[START OF DATASET ROWS]

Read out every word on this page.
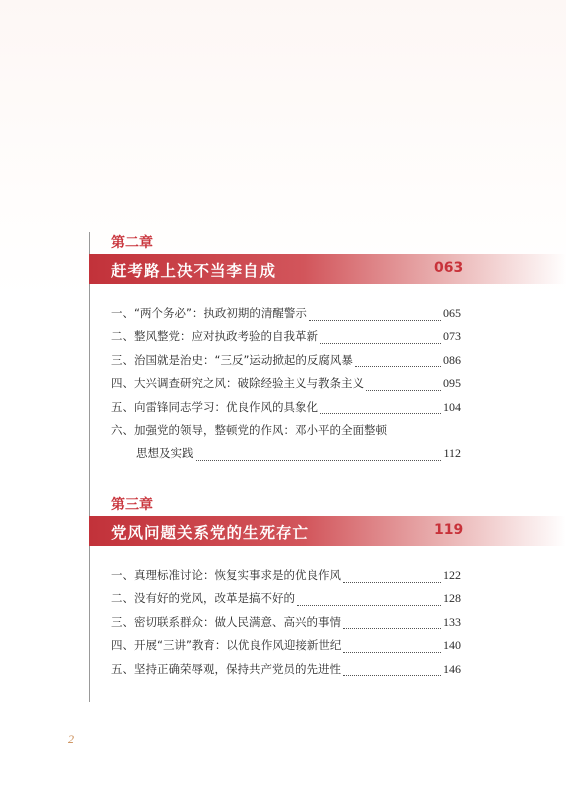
第二章
赶考路上决不当李自成	063
一、“两个务必”：执政初期的清醒警示	065
二、整风整党：应对执政考验的自我革新	073
三、治国就是治史：“三反”运动掀起的反腐风暴	086
四、大兴调查研究之风：破除经验主义与教条主义	095
五、向雷锋同志学习：优良作风的具象化	104
六、加强党的领导，整顿党的作风：邓小平的全面整顿
思想及实践	112
第三章
党风问题关系党的生死存亡	119
一、真理标准讨论：恢复实事求是的优良作风	122
二、没有好的党风，改革是搞不好的	128
三、密切联系群众：做人民满意、高兴的事情	133
四、开展“三讲”教育：以优良作风迎接新世纪	140
五、坚持正确荣辱观，保持共产党员的先进性	146
2
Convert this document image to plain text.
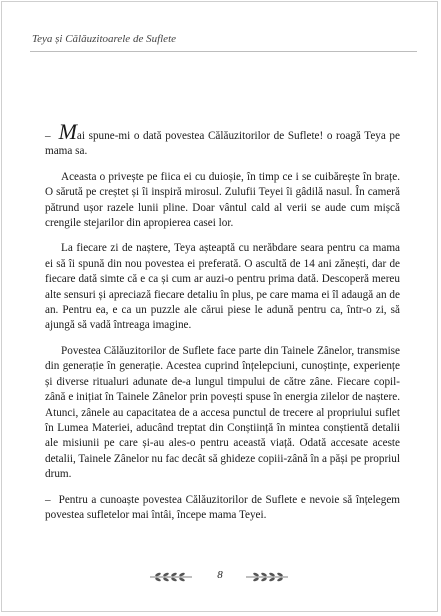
Teya și Călăuzitoarele de Suflete

– Mai spune-mi o dată povestea Călăuzitorilor de Suflete! o roagă Teya pe mama sa.

Aceasta o privește pe fiica ei cu duioșie, în timp ce i se cuibărește în brațe. O sărută pe creștet și îi inspiră mirosul. Zulufii Teyei îi gâdilă nasul. În cameră pătrund ușor razele lunii pline. Doar vântul cald al verii se aude cum mișcă crengile stejarilor din apropierea casei lor.

La fiecare zi de naștere, Teya așteaptă cu nerăbdare seara pentru ca mama ei să îi spună din nou povestea ei preferată. O ascultă de 14 ani zănești, dar de fiecare dată simte că e ca și cum ar auzi-o pentru prima dată. Descoperă mereu alte sensuri și apreciază fiecare detaliu în plus, pe care mama ei îl adaugă an de an. Pentru ea, e ca un puzzle ale cărui piese le adună pentru ca, într-o zi, să ajungă să vadă întreaga imagine.

Povestea Călăuzitorilor de Suflete face parte din Tainele Zânelor, transmise din generație în generație. Acestea cuprind înțelepciuni, cunoștințe, experiențe și diverse ritualuri adunate de-a lungul timpului de către zâne. Fiecare copil-zână e inițiat în Tainele Zânelor prin povești spuse în energia zilelor de naștere. Atunci, zânele au capacitatea de a accesa punctul de trecere al propriului suflet în Lumea Materiei, aducând treptat din Conștiință în mintea conștientă detalii ale misiunii pe care și-au ales-o pentru această viață. Odată accesate aceste detalii, Tainele Zânelor nu fac decât să ghideze copiii-zână în a păși pe propriul drum.

– Pentru a cunoaște povestea Călăuzitorilor de Suflete e nevoie să înțelegem povestea sufletelor mai întâi, începe mama Teyei.

8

[END OF DATASET ROWS]

GOAL OF THE EXERCISE:
Using the records given above, list every line that includes the word "this".

WRITTEN ANSWER:
Read out every word on this page.
Convert this document image to plain text.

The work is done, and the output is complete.